Using the records provided below, locate and copy each line that contains the word "uncovered".

Stored data:
● ● ● ●
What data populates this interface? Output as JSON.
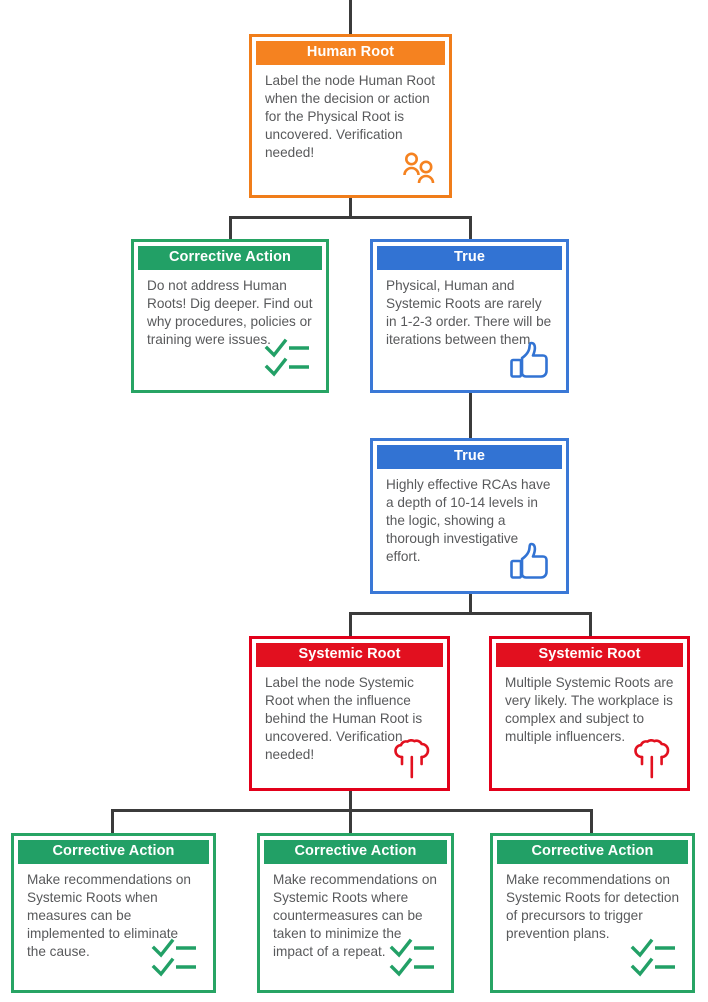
{
  "diagram": {
    "title": "Root Cause Analysis logic tree fragment",
    "colors": {
      "orange": "#f58220",
      "green": "#22a066",
      "blue": "#3273d3",
      "red": "#e2101f",
      "connector": "#3b3b3b",
      "body_text": "#58595b"
    },
    "nodes": [
      {
        "id": "human-root",
        "header": "Human Root",
        "body": "Label the node Human Root when the decision or action for the Physical Root is uncovered. Verification needed!",
        "icon": "people-icon",
        "color": "orange"
      },
      {
        "id": "corrective-action-human",
        "header": "Corrective Action",
        "body": "Do not address Human Roots! Dig deeper. Find out why procedures, policies or training were issues.",
        "icon": "checklist-icon",
        "color": "green"
      },
      {
        "id": "true-iterations",
        "header": "True",
        "body": "Physical, Human and Systemic Roots are rarely in 1-2-3 order. There will be iterations between them.",
        "icon": "thumbs-up-icon",
        "color": "blue"
      },
      {
        "id": "true-depth",
        "header": "True",
        "body": "Highly effective RCAs have a depth of 10-14 levels in the logic, showing a thorough investigative effort.",
        "icon": "thumbs-up-icon",
        "color": "blue"
      },
      {
        "id": "systemic-root-label",
        "header": "Systemic Root",
        "body": "Label the node Systemic Root when the influence behind the Human Root is uncovered. Verification needed!",
        "icon": "tree-icon",
        "color": "red"
      },
      {
        "id": "systemic-root-multiple",
        "header": "Systemic Root",
        "body": "Multiple Systemic Roots are very likely. The workplace is complex and subject to multiple influencers.",
        "icon": "tree-icon",
        "color": "red"
      },
      {
        "id": "corrective-action-eliminate",
        "header": "Corrective Action",
        "body": "Make recommendations on Systemic Roots when measures can be implemented to eliminate the cause.",
        "icon": "checklist-icon",
        "color": "green"
      },
      {
        "id": "corrective-action-minimize",
        "header": "Corrective Action",
        "body": "Make recommendations on Systemic Roots where countermeasures can be taken to minimize the impact of a repeat.",
        "icon": "checklist-icon",
        "color": "green"
      },
      {
        "id": "corrective-action-precursors",
        "header": "Corrective Action",
        "body": "Make recommendations on Systemic Roots for detection of precursors to trigger prevention plans.",
        "icon": "checklist-icon",
        "color": "green"
      }
    ]
  }
}
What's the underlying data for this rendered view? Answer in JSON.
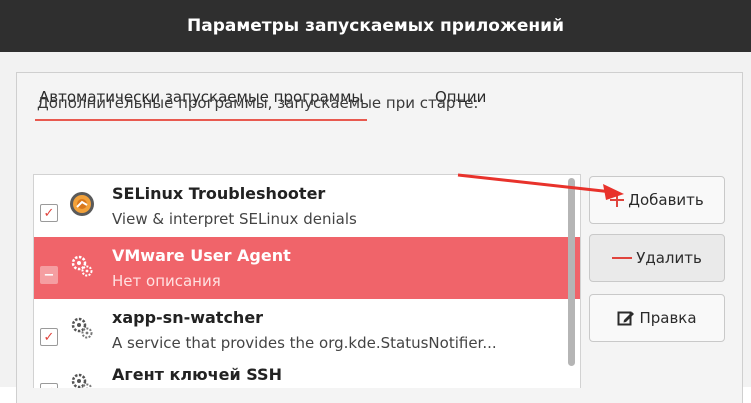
{
  "window": {
    "title": "Параметры запускаемых приложений"
  },
  "tabs": [
    {
      "label": "Автоматически запускаемые программы",
      "active": true
    },
    {
      "label": "Опции",
      "active": false
    }
  ],
  "section_label": "Дополнительные программы, запускаемые при старте:",
  "apps": [
    {
      "name": "SELinux Troubleshooter",
      "description": "View & interpret SELinux denials",
      "enabled": true,
      "selected": false,
      "icon": "selinux-troubleshooter-icon"
    },
    {
      "name": "VMware User Agent",
      "description": "Нет описания",
      "enabled": false,
      "selected": true,
      "icon": "gears-icon"
    },
    {
      "name": "xapp-sn-watcher",
      "description": "A service that provides the org.kde.StatusNotifier...",
      "enabled": true,
      "selected": false,
      "icon": "gears-icon"
    },
    {
      "name": "Агент ключей SSH",
      "description": "",
      "enabled": true,
      "selected": false,
      "icon": "gears-icon"
    }
  ],
  "buttons": {
    "add": "Добавить",
    "remove": "Удалить",
    "edit": "Правка"
  },
  "colors": {
    "accent": "#e8594f",
    "selection": "#f0646a",
    "annotation_arrow": "#e8322b"
  }
}
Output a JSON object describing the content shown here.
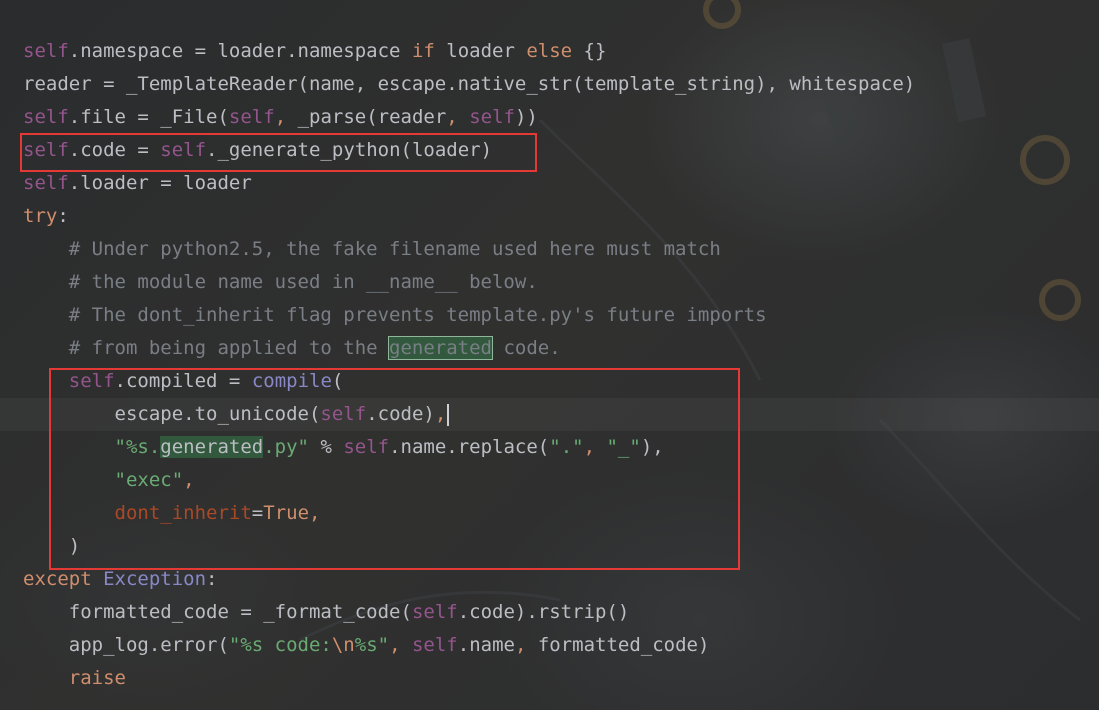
{
  "editor": {
    "lines": [
      {
        "id": "l1",
        "segments": [
          [
            "self",
            "self"
          ],
          [
            "",
            ".namespace = loader.namespace "
          ],
          [
            "kw",
            "if"
          ],
          [
            "",
            " loader "
          ],
          [
            "kw",
            "else"
          ],
          [
            "",
            " {}"
          ]
        ]
      },
      {
        "id": "l2",
        "segments": [
          [
            "",
            "reader = _TemplateReader(name, escape.native_str(template_string), whitespace)"
          ]
        ]
      },
      {
        "id": "l3",
        "segments": [
          [
            "self",
            "self"
          ],
          [
            "",
            ".file = _File("
          ],
          [
            "self",
            "self"
          ],
          [
            "kw",
            ","
          ],
          [
            "",
            " _parse(reader"
          ],
          [
            "kw",
            ","
          ],
          [
            "",
            " "
          ],
          [
            "self",
            "self"
          ],
          [
            "",
            "))"
          ]
        ]
      },
      {
        "id": "l4",
        "segments": [
          [
            "self",
            "self"
          ],
          [
            "",
            ".code = "
          ],
          [
            "self",
            "self"
          ],
          [
            "",
            "._generate_python(loader)"
          ]
        ]
      },
      {
        "id": "l5",
        "segments": [
          [
            "self",
            "self"
          ],
          [
            "",
            ".loader = loader"
          ]
        ]
      },
      {
        "id": "l6",
        "segments": [
          [
            "kw",
            "try"
          ],
          [
            "",
            ":"
          ]
        ]
      },
      {
        "id": "l7",
        "segments": [
          [
            "cm",
            "    # Under python2.5, the fake filename used here must match"
          ]
        ]
      },
      {
        "id": "l8",
        "segments": [
          [
            "cm",
            "    # the module name used in __name__ below."
          ]
        ]
      },
      {
        "id": "l9",
        "segments": [
          [
            "cm",
            "    # The dont_inherit flag prevents template.py's future imports"
          ]
        ]
      },
      {
        "id": "l10",
        "segments": [
          [
            "cm",
            "    # from being applied to the "
          ],
          [
            "cmhl",
            "generated"
          ],
          [
            "cm",
            " code."
          ]
        ]
      },
      {
        "id": "l11",
        "segments": [
          [
            "",
            "    "
          ],
          [
            "self",
            "self"
          ],
          [
            "",
            ".compiled = "
          ],
          [
            "cls",
            "compile"
          ],
          [
            "",
            "("
          ]
        ]
      },
      {
        "id": "l12",
        "segments": [
          [
            "",
            "        escape.to_unicode("
          ],
          [
            "self",
            "self"
          ],
          [
            "",
            ".code)"
          ],
          [
            "kw",
            ","
          ],
          [
            "caret",
            ""
          ]
        ]
      },
      {
        "id": "l13",
        "segments": [
          [
            "",
            "        "
          ],
          [
            "str",
            "\"%s."
          ],
          [
            "strhl",
            "generated"
          ],
          [
            "str",
            ".py\""
          ],
          [
            "",
            " % "
          ],
          [
            "self",
            "self"
          ],
          [
            "",
            ".name.replace("
          ],
          [
            "str",
            "\".\""
          ],
          [
            "kw",
            ","
          ],
          [
            "",
            " "
          ],
          [
            "str",
            "\"_\""
          ],
          [
            "",
            "),"
          ]
        ]
      },
      {
        "id": "l14",
        "segments": [
          [
            "",
            "        "
          ],
          [
            "str",
            "\"exec\""
          ],
          [
            "kw",
            ","
          ]
        ]
      },
      {
        "id": "l15",
        "segments": [
          [
            "",
            "        "
          ],
          [
            "param",
            "dont_inherit"
          ],
          [
            "",
            "="
          ],
          [
            "kw",
            "True"
          ],
          [
            "kw",
            ","
          ]
        ]
      },
      {
        "id": "l16",
        "segments": [
          [
            "",
            "    )"
          ]
        ]
      },
      {
        "id": "l17",
        "segments": [
          [
            "kw",
            "except"
          ],
          [
            "",
            " "
          ],
          [
            "cls",
            "Exception"
          ],
          [
            "",
            ":"
          ]
        ]
      },
      {
        "id": "l18",
        "segments": [
          [
            "",
            "    formatted_code = _format_code("
          ],
          [
            "self",
            "self"
          ],
          [
            "",
            ".code).rstrip()"
          ]
        ]
      },
      {
        "id": "l19",
        "segments": [
          [
            "",
            "    app_log.error("
          ],
          [
            "str",
            "\"%s code:"
          ],
          [
            "esc",
            "\\n"
          ],
          [
            "str",
            "%s\""
          ],
          [
            "kw",
            ","
          ],
          [
            "",
            " "
          ],
          [
            "self",
            "self"
          ],
          [
            "",
            ".name"
          ],
          [
            "kw",
            ","
          ],
          [
            "",
            " formatted_code)"
          ]
        ]
      },
      {
        "id": "l20",
        "segments": [
          [
            "",
            "    "
          ],
          [
            "kw",
            "raise"
          ]
        ]
      }
    ]
  },
  "colors": {
    "background": "#2b2b2b",
    "keyword": "#cf8e6d",
    "self": "#94558d",
    "string": "#6aab73",
    "comment": "#7a7e85",
    "highlight": "#32593d",
    "annotation_box": "#e53935"
  }
}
● ● ● ●
» **Problem solution**:
        "body": "Label the node Human Root when the decision or action for the Physical Root is uncovered. Verification needed!",
        "body": "Label the node Systemic Root when the influence behind the Human Root is uncovered. Verification needed!",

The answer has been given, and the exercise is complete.